>> begin Information given

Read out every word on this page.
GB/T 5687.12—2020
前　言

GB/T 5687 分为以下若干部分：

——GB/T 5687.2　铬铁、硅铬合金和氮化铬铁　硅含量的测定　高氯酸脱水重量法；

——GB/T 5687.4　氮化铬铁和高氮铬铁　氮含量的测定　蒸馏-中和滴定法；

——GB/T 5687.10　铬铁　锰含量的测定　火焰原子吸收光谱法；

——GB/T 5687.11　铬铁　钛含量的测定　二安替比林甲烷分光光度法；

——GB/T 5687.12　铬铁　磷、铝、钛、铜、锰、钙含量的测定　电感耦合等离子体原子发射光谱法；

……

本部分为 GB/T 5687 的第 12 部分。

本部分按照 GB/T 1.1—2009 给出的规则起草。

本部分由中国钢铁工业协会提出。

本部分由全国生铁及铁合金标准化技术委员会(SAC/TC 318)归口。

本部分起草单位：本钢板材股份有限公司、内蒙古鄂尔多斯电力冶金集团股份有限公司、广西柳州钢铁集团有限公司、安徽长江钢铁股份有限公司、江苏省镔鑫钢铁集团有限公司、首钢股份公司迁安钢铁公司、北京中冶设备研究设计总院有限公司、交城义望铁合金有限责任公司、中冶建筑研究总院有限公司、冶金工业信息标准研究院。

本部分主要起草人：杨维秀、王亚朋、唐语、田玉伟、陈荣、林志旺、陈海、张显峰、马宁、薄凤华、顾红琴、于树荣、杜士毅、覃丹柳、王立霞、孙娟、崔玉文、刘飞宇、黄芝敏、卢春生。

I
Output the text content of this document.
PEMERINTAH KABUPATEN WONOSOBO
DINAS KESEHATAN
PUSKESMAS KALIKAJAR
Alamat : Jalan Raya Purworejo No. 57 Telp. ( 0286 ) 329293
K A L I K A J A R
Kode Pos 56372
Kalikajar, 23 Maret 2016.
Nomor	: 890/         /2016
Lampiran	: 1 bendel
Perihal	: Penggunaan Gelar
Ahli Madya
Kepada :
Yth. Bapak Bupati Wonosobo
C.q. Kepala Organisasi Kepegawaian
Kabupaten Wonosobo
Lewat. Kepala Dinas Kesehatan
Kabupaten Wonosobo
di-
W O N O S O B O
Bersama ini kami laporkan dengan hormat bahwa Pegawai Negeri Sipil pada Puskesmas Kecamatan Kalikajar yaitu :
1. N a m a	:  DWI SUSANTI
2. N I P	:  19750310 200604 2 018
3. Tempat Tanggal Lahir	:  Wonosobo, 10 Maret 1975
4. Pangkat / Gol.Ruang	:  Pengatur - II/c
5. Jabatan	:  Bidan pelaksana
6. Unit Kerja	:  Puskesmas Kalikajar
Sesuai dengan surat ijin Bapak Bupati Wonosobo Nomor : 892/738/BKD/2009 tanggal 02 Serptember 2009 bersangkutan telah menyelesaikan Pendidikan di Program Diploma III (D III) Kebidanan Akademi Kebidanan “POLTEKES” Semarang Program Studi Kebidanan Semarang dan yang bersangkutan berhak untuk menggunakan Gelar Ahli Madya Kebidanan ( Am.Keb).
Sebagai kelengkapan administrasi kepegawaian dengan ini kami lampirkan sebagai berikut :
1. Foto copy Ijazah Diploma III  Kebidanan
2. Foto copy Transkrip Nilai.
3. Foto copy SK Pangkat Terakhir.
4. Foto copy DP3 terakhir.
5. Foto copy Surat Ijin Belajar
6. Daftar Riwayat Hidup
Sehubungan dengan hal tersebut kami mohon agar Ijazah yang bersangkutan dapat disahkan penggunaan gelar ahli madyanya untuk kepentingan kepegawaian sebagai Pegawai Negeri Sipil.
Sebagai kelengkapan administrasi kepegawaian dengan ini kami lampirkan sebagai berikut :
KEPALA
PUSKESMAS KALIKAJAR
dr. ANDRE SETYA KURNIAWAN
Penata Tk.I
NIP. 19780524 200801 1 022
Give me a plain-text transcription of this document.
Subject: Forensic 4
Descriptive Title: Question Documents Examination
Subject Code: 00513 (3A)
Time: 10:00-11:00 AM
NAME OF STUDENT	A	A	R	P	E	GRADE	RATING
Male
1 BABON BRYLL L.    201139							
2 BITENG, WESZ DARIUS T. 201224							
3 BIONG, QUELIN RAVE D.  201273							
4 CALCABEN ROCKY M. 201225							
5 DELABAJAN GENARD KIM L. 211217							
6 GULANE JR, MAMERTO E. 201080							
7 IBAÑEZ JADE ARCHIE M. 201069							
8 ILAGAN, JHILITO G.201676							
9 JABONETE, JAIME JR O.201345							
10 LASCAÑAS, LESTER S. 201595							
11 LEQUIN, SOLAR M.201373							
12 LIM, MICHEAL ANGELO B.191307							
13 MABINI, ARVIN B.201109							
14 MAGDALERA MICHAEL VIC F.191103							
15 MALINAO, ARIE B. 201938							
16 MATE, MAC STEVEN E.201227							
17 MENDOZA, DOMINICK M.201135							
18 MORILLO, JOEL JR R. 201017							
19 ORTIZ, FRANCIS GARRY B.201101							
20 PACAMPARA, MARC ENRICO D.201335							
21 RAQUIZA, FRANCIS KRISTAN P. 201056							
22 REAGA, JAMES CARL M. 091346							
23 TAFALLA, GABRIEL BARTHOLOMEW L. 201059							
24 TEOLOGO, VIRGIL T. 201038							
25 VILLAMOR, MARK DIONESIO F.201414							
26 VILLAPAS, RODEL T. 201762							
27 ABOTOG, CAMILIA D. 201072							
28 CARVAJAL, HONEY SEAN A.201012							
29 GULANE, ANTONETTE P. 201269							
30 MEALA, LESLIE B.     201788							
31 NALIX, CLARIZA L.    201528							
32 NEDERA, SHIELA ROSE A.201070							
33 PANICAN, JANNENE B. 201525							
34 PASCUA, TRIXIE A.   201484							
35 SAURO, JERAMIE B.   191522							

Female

>> end Information given

§ **Stated problem**
Write each line above out exactly.

§ **Final result**
Read out every word on this page.
GB/T 5687.12—2020
前　言

GB/T 5687 分为以下若干部分：

——GB/T 5687.2　铬铁、硅铬合金和氮化铬铁　硅含量的测定　高氯酸脱水重量法；

——GB/T 5687.4　氮化铬铁和高氮铬铁　氮含量的测定　蒸馏-中和滴定法；

——GB/T 5687.10　铬铁　锰含量的测定　火焰原子吸收光谱法；

——GB/T 5687.11　铬铁　钛含量的测定　二安替比林甲烷分光光度法；

——GB/T 5687.12　铬铁　磷、铝、钛、铜、锰、钙含量的测定　电感耦合等离子体原子发射光谱法；

……

本部分为 GB/T 5687 的第 12 部分。

本部分按照 GB/T 1.1—2009 给出的规则起草。

本部分由中国钢铁工业协会提出。

本部分由全国生铁及铁合金标准化技术委员会(SAC/TC 318)归口。

本部分起草单位：本钢板材股份有限公司、内蒙古鄂尔多斯电力冶金集团股份有限公司、广西柳州钢铁集团有限公司、安徽长江钢铁股份有限公司、江苏省镔鑫钢铁集团有限公司、首钢股份公司迁安钢铁公司、北京中冶设备研究设计总院有限公司、交城义望铁合金有限责任公司、中冶建筑研究总院有限公司、冶金工业信息标准研究院。

本部分主要起草人：杨维秀、王亚朋、唐语、田玉伟、陈荣、林志旺、陈海、张显峰、马宁、薄凤华、顾红琴、于树荣、杜士毅、覃丹柳、王立霞、孙娟、崔玉文、刘飞宇、黄芝敏、卢春生。

I
Output the text content of this document.
PEMERINTAH KABUPATEN WONOSOBO
DINAS KESEHATAN
PUSKESMAS KALIKAJAR
Alamat : Jalan Raya Purworejo No. 57 Telp. ( 0286 ) 329293
K A L I K A J A R
Kode Pos 56372
Kalikajar, 23 Maret 2016.
Nomor	: 890/         /2016
Lampiran	: 1 bendel
Perihal	: Penggunaan Gelar
Ahli Madya
Kepada :
Yth. Bapak Bupati Wonosobo
C.q. Kepala Organisasi Kepegawaian
Kabupaten Wonosobo
Lewat. Kepala Dinas Kesehatan
Kabupaten Wonosobo
di-
W O N O S O B O
Bersama ini kami laporkan dengan hormat bahwa Pegawai Negeri Sipil pada Puskesmas Kecamatan Kalikajar yaitu :
1. N a m a	:  DWI SUSANTI
2. N I P	:  19750310 200604 2 018
3. Tempat Tanggal Lahir	:  Wonosobo, 10 Maret 1975
4. Pangkat / Gol.Ruang	:  Pengatur - II/c
5. Jabatan	:  Bidan pelaksana
6. Unit Kerja	:  Puskesmas Kalikajar
Sesuai dengan surat ijin Bapak Bupati Wonosobo Nomor : 892/738/BKD/2009 tanggal 02 Serptember 2009 bersangkutan telah menyelesaikan Pendidikan di Program Diploma III (D III) Kebidanan Akademi Kebidanan “POLTEKES” Semarang Program Studi Kebidanan Semarang dan yang bersangkutan berhak untuk menggunakan Gelar Ahli Madya Kebidanan ( Am.Keb).
Sebagai kelengkapan administrasi kepegawaian dengan ini kami lampirkan sebagai berikut :
1. Foto copy Ijazah Diploma III  Kebidanan
2. Foto copy Transkrip Nilai.
3. Foto copy SK Pangkat Terakhir.
4. Foto copy DP3 terakhir.
5. Foto copy Surat Ijin Belajar
6. Daftar Riwayat Hidup
Sehubungan dengan hal tersebut kami mohon agar Ijazah yang bersangkutan dapat disahkan penggunaan gelar ahli madyanya untuk kepentingan kepegawaian sebagai Pegawai Negeri Sipil.
Sebagai kelengkapan administrasi kepegawaian dengan ini kami lampirkan sebagai berikut :
KEPALA
PUSKESMAS KALIKAJAR
dr. ANDRE SETYA KURNIAWAN
Penata Tk.I
NIP. 19780524 200801 1 022
Give me a plain-text transcription of this document.
Subject: Forensic 4
Descriptive Title: Question Documents Examination
Subject Code: 00513 (3A)
Time: 10:00-11:00 AM
NAME OF STUDENT	A	A	R	P	E	GRADE	RATING
Male
1 BABON BRYLL L.    201139							
2 BITENG, WESZ DARIUS T. 201224							
3 BIONG, QUELIN RAVE D.  201273							
4 CALCABEN ROCKY M. 201225							
5 DELABAJAN GENARD KIM L. 211217							
6 GULANE JR, MAMERTO E. 201080							
7 IBAÑEZ JADE ARCHIE M. 201069							
8 ILAGAN, JHILITO G.201676							
9 JABONETE, JAIME JR O.201345							
10 LASCAÑAS, LESTER S. 201595							
11 LEQUIN, SOLAR M.201373							
12 LIM, MICHEAL ANGELO B.191307							
13 MABINI, ARVIN B.201109							
14 MAGDALERA MICHAEL VIC F.191103							
15 MALINAO, ARIE B. 201938							
16 MATE, MAC STEVEN E.201227							
17 MENDOZA, DOMINICK M.201135							
18 MORILLO, JOEL JR R. 201017							
19 ORTIZ, FRANCIS GARRY B.201101							
20 PACAMPARA, MARC ENRICO D.201335							
21 RAQUIZA, FRANCIS KRISTAN P. 201056							
22 REAGA, JAMES CARL M. 091346							
23 TAFALLA, GABRIEL BARTHOLOMEW L. 201059							
24 TEOLOGO, VIRGIL T. 201038							
25 VILLAMOR, MARK DIONESIO F.201414							
26 VILLAPAS, RODEL T. 201762							
27 ABOTOG, CAMILIA D. 201072							
28 CARVAJAL, HONEY SEAN A.201012							
29 GULANE, ANTONETTE P. 201269							
30 MEALA, LESLIE B.     201788							
31 NALIX, CLARIZA L.    201528							
32 NEDERA, SHIELA ROSE A.201070							
33 PANICAN, JANNENE B. 201525							
34 PASCUA, TRIXIE A.   201484							
35 SAURO, JERAMIE B.   191522							

Female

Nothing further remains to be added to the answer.